Present every line in which the string "SRMTID" appears.

# # # #

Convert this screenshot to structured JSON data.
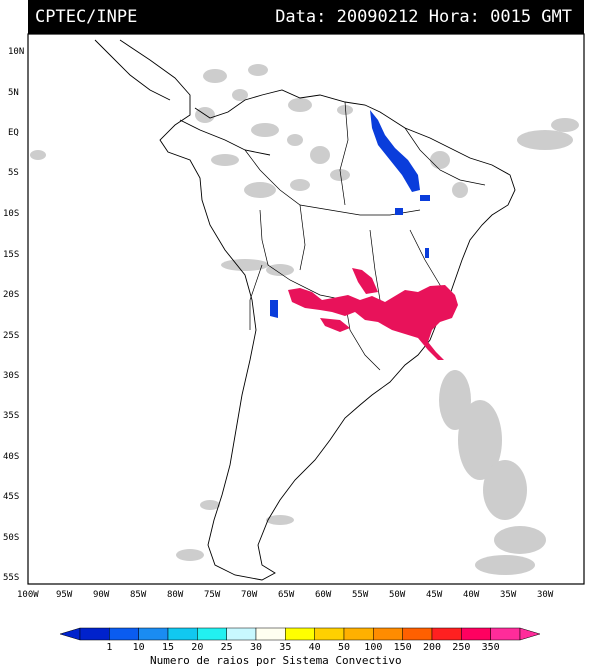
{
  "header": {
    "source": "CPTEC/INPE",
    "datetime": "Data: 20090212 Hora: 0015 GMT"
  },
  "axes": {
    "lat_labels": [
      "10N",
      "5N",
      "EQ",
      "5S",
      "10S",
      "15S",
      "20S",
      "25S",
      "30S",
      "35S",
      "40S",
      "45S",
      "50S",
      "55S"
    ],
    "lon_labels": [
      "100W",
      "95W",
      "90W",
      "85W",
      "80W",
      "75W",
      "70W",
      "65W",
      "60W",
      "55W",
      "50W",
      "45W",
      "40W",
      "35W",
      "30W"
    ]
  },
  "colorbar": {
    "ticks": [
      "1",
      "10",
      "15",
      "20",
      "25",
      "30",
      "35",
      "40",
      "50",
      "100",
      "150",
      "200",
      "250",
      "350"
    ],
    "colors": [
      "#0022cc",
      "#0a5cf0",
      "#1a8cf2",
      "#11c8f0",
      "#22f0f0",
      "#c8f8ff",
      "#fffff0",
      "#ffff00",
      "#ffd000",
      "#ffb000",
      "#ff8c00",
      "#ff6000",
      "#ff2020",
      "#ff0060",
      "#ff2c9a"
    ],
    "label": "Numero de raios por Sistema Convectivo"
  },
  "legend_colors": {
    "blue_cells": "#0a3ddb",
    "pink_cells": "#e8125a",
    "cloud_gray": "#c8c8c8"
  }
}
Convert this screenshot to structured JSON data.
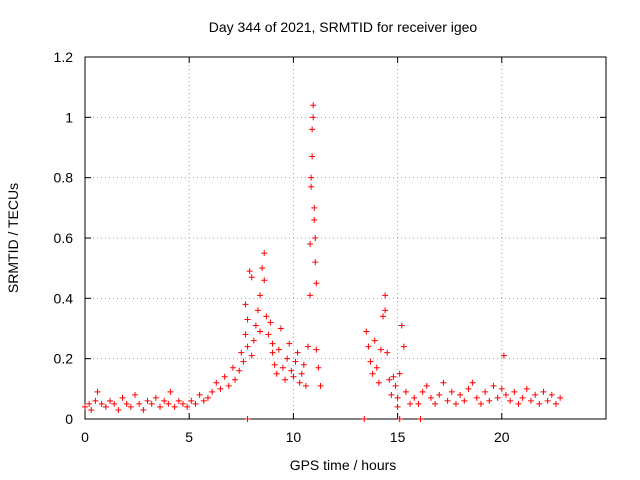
{
  "chart_data": {
    "type": "scatter",
    "title": "Day 344 of 2021, SRMTID for receiver igeo",
    "xlabel": "GPS time / hours",
    "ylabel": "SRMTID / TECUs",
    "xlim": [
      0,
      25
    ],
    "ylim": [
      0,
      1.2
    ],
    "xticks": [
      0,
      5,
      10,
      15,
      20
    ],
    "xtick_labels": [
      "0",
      "5",
      "10",
      "15",
      "20"
    ],
    "yticks": [
      0,
      0.2,
      0.4,
      0.6,
      0.8,
      1,
      1.2
    ],
    "ytick_labels": [
      "0",
      "0.2",
      "0.4",
      "0.6",
      "0.8",
      "1",
      "1.2"
    ],
    "grid": true,
    "marker": "+",
    "color": "#ff0000",
    "series": [
      {
        "name": "SRMTID",
        "points": [
          [
            0.0,
            0.04
          ],
          [
            0.2,
            0.05
          ],
          [
            0.3,
            0.03
          ],
          [
            0.5,
            0.06
          ],
          [
            0.6,
            0.09
          ],
          [
            0.8,
            0.05
          ],
          [
            1.0,
            0.04
          ],
          [
            1.2,
            0.06
          ],
          [
            1.4,
            0.05
          ],
          [
            1.6,
            0.03
          ],
          [
            1.8,
            0.07
          ],
          [
            2.0,
            0.05
          ],
          [
            2.2,
            0.04
          ],
          [
            2.4,
            0.08
          ],
          [
            2.6,
            0.05
          ],
          [
            2.8,
            0.03
          ],
          [
            3.0,
            0.06
          ],
          [
            3.2,
            0.05
          ],
          [
            3.4,
            0.07
          ],
          [
            3.6,
            0.04
          ],
          [
            3.8,
            0.06
          ],
          [
            4.0,
            0.05
          ],
          [
            4.1,
            0.09
          ],
          [
            4.3,
            0.04
          ],
          [
            4.5,
            0.06
          ],
          [
            4.7,
            0.05
          ],
          [
            4.9,
            0.04
          ],
          [
            5.1,
            0.06
          ],
          [
            5.3,
            0.05
          ],
          [
            5.5,
            0.08
          ],
          [
            5.7,
            0.06
          ],
          [
            5.9,
            0.07
          ],
          [
            6.1,
            0.09
          ],
          [
            6.3,
            0.12
          ],
          [
            6.5,
            0.1
          ],
          [
            6.7,
            0.14
          ],
          [
            6.9,
            0.11
          ],
          [
            7.1,
            0.17
          ],
          [
            7.2,
            0.13
          ],
          [
            7.4,
            0.16
          ],
          [
            7.5,
            0.22
          ],
          [
            7.6,
            0.19
          ],
          [
            7.7,
            0.28
          ],
          [
            7.7,
            0.38
          ],
          [
            7.8,
            0.24
          ],
          [
            7.8,
            0.33
          ],
          [
            7.9,
            0.49
          ],
          [
            8.0,
            0.47
          ],
          [
            8.0,
            0.21
          ],
          [
            8.1,
            0.26
          ],
          [
            8.2,
            0.31
          ],
          [
            8.3,
            0.36
          ],
          [
            8.4,
            0.29
          ],
          [
            8.4,
            0.41
          ],
          [
            8.5,
            0.5
          ],
          [
            8.6,
            0.55
          ],
          [
            8.6,
            0.46
          ],
          [
            8.7,
            0.34
          ],
          [
            8.8,
            0.28
          ],
          [
            8.9,
            0.32
          ],
          [
            9.0,
            0.22
          ],
          [
            9.0,
            0.25
          ],
          [
            9.1,
            0.18
          ],
          [
            9.2,
            0.15
          ],
          [
            9.3,
            0.23
          ],
          [
            9.4,
            0.3
          ],
          [
            9.5,
            0.17
          ],
          [
            9.6,
            0.13
          ],
          [
            9.7,
            0.2
          ],
          [
            9.8,
            0.25
          ],
          [
            9.9,
            0.16
          ],
          [
            10.0,
            0.14
          ],
          [
            10.1,
            0.19
          ],
          [
            10.2,
            0.22
          ],
          [
            10.3,
            0.12
          ],
          [
            10.4,
            0.15
          ],
          [
            10.5,
            0.18
          ],
          [
            10.6,
            0.11
          ],
          [
            10.7,
            0.24
          ],
          [
            10.8,
            0.41
          ],
          [
            10.8,
            0.58
          ],
          [
            10.85,
            0.8
          ],
          [
            10.85,
            0.77
          ],
          [
            10.9,
            0.96
          ],
          [
            10.9,
            0.87
          ],
          [
            10.95,
            1.04
          ],
          [
            10.95,
            1.0
          ],
          [
            11.0,
            0.7
          ],
          [
            11.0,
            0.66
          ],
          [
            11.05,
            0.6
          ],
          [
            11.05,
            0.52
          ],
          [
            11.1,
            0.45
          ],
          [
            11.1,
            0.23
          ],
          [
            11.2,
            0.17
          ],
          [
            11.3,
            0.11
          ],
          [
            13.5,
            0.29
          ],
          [
            13.6,
            0.24
          ],
          [
            13.7,
            0.19
          ],
          [
            13.8,
            0.15
          ],
          [
            13.9,
            0.26
          ],
          [
            14.0,
            0.17
          ],
          [
            14.1,
            0.12
          ],
          [
            14.2,
            0.23
          ],
          [
            14.3,
            0.34
          ],
          [
            14.4,
            0.41
          ],
          [
            14.4,
            0.36
          ],
          [
            14.5,
            0.22
          ],
          [
            14.6,
            0.13
          ],
          [
            14.7,
            0.08
          ],
          [
            14.8,
            0.14
          ],
          [
            14.9,
            0.11
          ],
          [
            15.0,
            0.04
          ],
          [
            15.0,
            0.07
          ],
          [
            15.1,
            0.15
          ],
          [
            15.2,
            0.31
          ],
          [
            15.3,
            0.24
          ],
          [
            15.4,
            0.09
          ],
          [
            15.6,
            0.05
          ],
          [
            15.8,
            0.07
          ],
          [
            16.0,
            0.05
          ],
          [
            16.2,
            0.09
          ],
          [
            16.4,
            0.11
          ],
          [
            16.6,
            0.07
          ],
          [
            16.8,
            0.05
          ],
          [
            17.0,
            0.08
          ],
          [
            17.2,
            0.12
          ],
          [
            17.4,
            0.06
          ],
          [
            17.6,
            0.09
          ],
          [
            17.8,
            0.05
          ],
          [
            18.0,
            0.08
          ],
          [
            18.2,
            0.06
          ],
          [
            18.4,
            0.1
          ],
          [
            18.6,
            0.12
          ],
          [
            18.8,
            0.07
          ],
          [
            19.0,
            0.05
          ],
          [
            19.2,
            0.09
          ],
          [
            19.4,
            0.06
          ],
          [
            19.6,
            0.11
          ],
          [
            19.8,
            0.07
          ],
          [
            20.0,
            0.1
          ],
          [
            20.1,
            0.21
          ],
          [
            20.2,
            0.08
          ],
          [
            20.4,
            0.06
          ],
          [
            20.6,
            0.09
          ],
          [
            20.8,
            0.05
          ],
          [
            21.0,
            0.07
          ],
          [
            21.2,
            0.1
          ],
          [
            21.4,
            0.06
          ],
          [
            21.6,
            0.08
          ],
          [
            21.8,
            0.05
          ],
          [
            22.0,
            0.09
          ],
          [
            22.2,
            0.06
          ],
          [
            22.4,
            0.08
          ],
          [
            22.6,
            0.05
          ],
          [
            22.8,
            0.07
          ]
        ]
      }
    ],
    "zero_points": [
      7.8,
      13.4,
      15.1,
      16.1
    ]
  }
}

# # # #

Full answer>
    "title": "Day 344 of 2021, SRMTID for receiver igeo",
    "ylabel": "SRMTID / TECUs",
        "name": "SRMTID",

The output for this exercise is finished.